Source data:
☆ ☆ ☆ ☆

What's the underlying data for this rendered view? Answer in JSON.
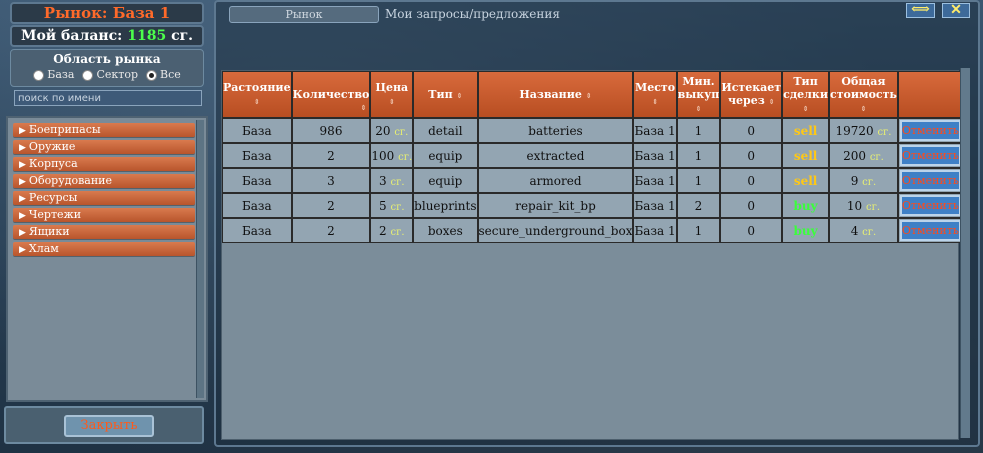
{
  "market": {
    "title": "Рынок: База 1",
    "balance_label": "Мой баланс:",
    "balance_value": "1185",
    "balance_unit": "сг.",
    "area_label": "Область рынка",
    "radio_options": [
      "База",
      "Сектор",
      "Все"
    ],
    "radio_selected": "Все",
    "search_placeholder": "поиск по имени",
    "close_label": "Закрыть"
  },
  "categories": [
    "Боеприпасы",
    "Оружие",
    "Корпуса",
    "Оборудование",
    "Ресурсы",
    "Чертежи",
    "Ящики",
    "Хлам"
  ],
  "tabs": {
    "market": "Рынок",
    "my_requests": "Мои запросы/предложения"
  },
  "window_buttons": {
    "resize_icon": "resize-horizontal-icon",
    "close_icon": "close-x-icon"
  },
  "colors": {
    "accent_orange": "#d86a3c",
    "title_orange": "#ff6a2a",
    "balance_green": "#4cff4c",
    "sell_color": "#ffc814",
    "buy_color": "#3aff3a"
  },
  "table": {
    "headers": [
      {
        "line1": "Растояние",
        "line2": ""
      },
      {
        "line1": "Количество",
        "line2": ""
      },
      {
        "line1": "Цена",
        "line2": ""
      },
      {
        "line1": "Тип",
        "line2": ""
      },
      {
        "line1": "Название",
        "line2": ""
      },
      {
        "line1": "Место",
        "line2": ""
      },
      {
        "line1": "Мин.",
        "line2": "выкуп"
      },
      {
        "line1": "Истекает",
        "line2": "через"
      },
      {
        "line1": "Тип",
        "line2": "сделки"
      },
      {
        "line1": "Общая",
        "line2": "стоимость"
      },
      {
        "line1": "",
        "line2": ""
      }
    ],
    "rows": [
      {
        "distance": "База",
        "qty": "986",
        "price": "20",
        "type": "detail",
        "name": "batteries",
        "place": "База 1",
        "min": "1",
        "expires": "0",
        "deal": "sell",
        "total": "19720",
        "action": "Отменить"
      },
      {
        "distance": "База",
        "qty": "2",
        "price": "100",
        "type": "equip",
        "name": "extracted",
        "place": "База 1",
        "min": "1",
        "expires": "0",
        "deal": "sell",
        "total": "200",
        "action": "Отменить"
      },
      {
        "distance": "База",
        "qty": "3",
        "price": "3",
        "type": "equip",
        "name": "armored",
        "place": "База 1",
        "min": "1",
        "expires": "0",
        "deal": "sell",
        "total": "9",
        "action": "Отменить"
      },
      {
        "distance": "База",
        "qty": "2",
        "price": "5",
        "type": "blueprints",
        "name": "repair_kit_bp",
        "place": "База 1",
        "min": "2",
        "expires": "0",
        "deal": "buy",
        "total": "10",
        "action": "Отменить"
      },
      {
        "distance": "База",
        "qty": "2",
        "price": "2",
        "type": "boxes",
        "name": "secure_underground_box",
        "place": "База 1",
        "min": "1",
        "expires": "0",
        "deal": "buy",
        "total": "4",
        "action": "Отменить"
      }
    ],
    "currency_unit": "сг."
  }
}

☆ ☆ ☆ ☆

All of the data above should be quoted exactly, except for the pictures.

What's the underlying data for this rendered view? Answer in JSON.
{
  "market": {
    "title": "Рынок: База 1",
    "balance_label": "Мой баланс:",
    "balance_value": "1185",
    "balance_unit": "сг.",
    "area_label": "Область рынка",
    "radio_options": [
      "База",
      "Сектор",
      "Все"
    ],
    "radio_selected": "Все",
    "search_placeholder": "поиск по имени",
    "close_label": "Закрыть"
  },
  "categories": [
    "Боеприпасы",
    "Оружие",
    "Корпуса",
    "Оборудование",
    "Ресурсы",
    "Чертежи",
    "Ящики",
    "Хлам"
  ],
  "tabs": {
    "market": "Рынок",
    "my_requests": "Мои запросы/предложения"
  },
  "window_buttons": {
    "resize_icon": "resize-horizontal-icon",
    "close_icon": "close-x-icon"
  },
  "colors": {
    "accent_orange": "#d86a3c",
    "title_orange": "#ff6a2a",
    "balance_green": "#4cff4c",
    "sell_color": "#ffc814",
    "buy_color": "#3aff3a"
  },
  "table": {
    "headers": [
      {
        "line1": "Растояние",
        "line2": ""
      },
      {
        "line1": "Количество",
        "line2": ""
      },
      {
        "line1": "Цена",
        "line2": ""
      },
      {
        "line1": "Тип",
        "line2": ""
      },
      {
        "line1": "Название",
        "line2": ""
      },
      {
        "line1": "Место",
        "line2": ""
      },
      {
        "line1": "Мин.",
        "line2": "выкуп"
      },
      {
        "line1": "Истекает",
        "line2": "через"
      },
      {
        "line1": "Тип",
        "line2": "сделки"
      },
      {
        "line1": "Общая",
        "line2": "стоимость"
      },
      {
        "line1": "",
        "line2": ""
      }
    ],
    "rows": [
      {
        "distance": "База",
        "qty": "986",
        "price": "20",
        "type": "detail",
        "name": "batteries",
        "place": "База 1",
        "min": "1",
        "expires": "0",
        "deal": "sell",
        "total": "19720",
        "action": "Отменить"
      },
      {
        "distance": "База",
        "qty": "2",
        "price": "100",
        "type": "equip",
        "name": "extracted",
        "place": "База 1",
        "min": "1",
        "expires": "0",
        "deal": "sell",
        "total": "200",
        "action": "Отменить"
      },
      {
        "distance": "База",
        "qty": "3",
        "price": "3",
        "type": "equip",
        "name": "armored",
        "place": "База 1",
        "min": "1",
        "expires": "0",
        "deal": "sell",
        "total": "9",
        "action": "Отменить"
      },
      {
        "distance": "База",
        "qty": "2",
        "price": "5",
        "type": "blueprints",
        "name": "repair_kit_bp",
        "place": "База 1",
        "min": "2",
        "expires": "0",
        "deal": "buy",
        "total": "10",
        "action": "Отменить"
      },
      {
        "distance": "База",
        "qty": "2",
        "price": "2",
        "type": "boxes",
        "name": "secure_underground_box",
        "place": "База 1",
        "min": "1",
        "expires": "0",
        "deal": "buy",
        "total": "4",
        "action": "Отменить"
      }
    ],
    "currency_unit": "сг."
  }
}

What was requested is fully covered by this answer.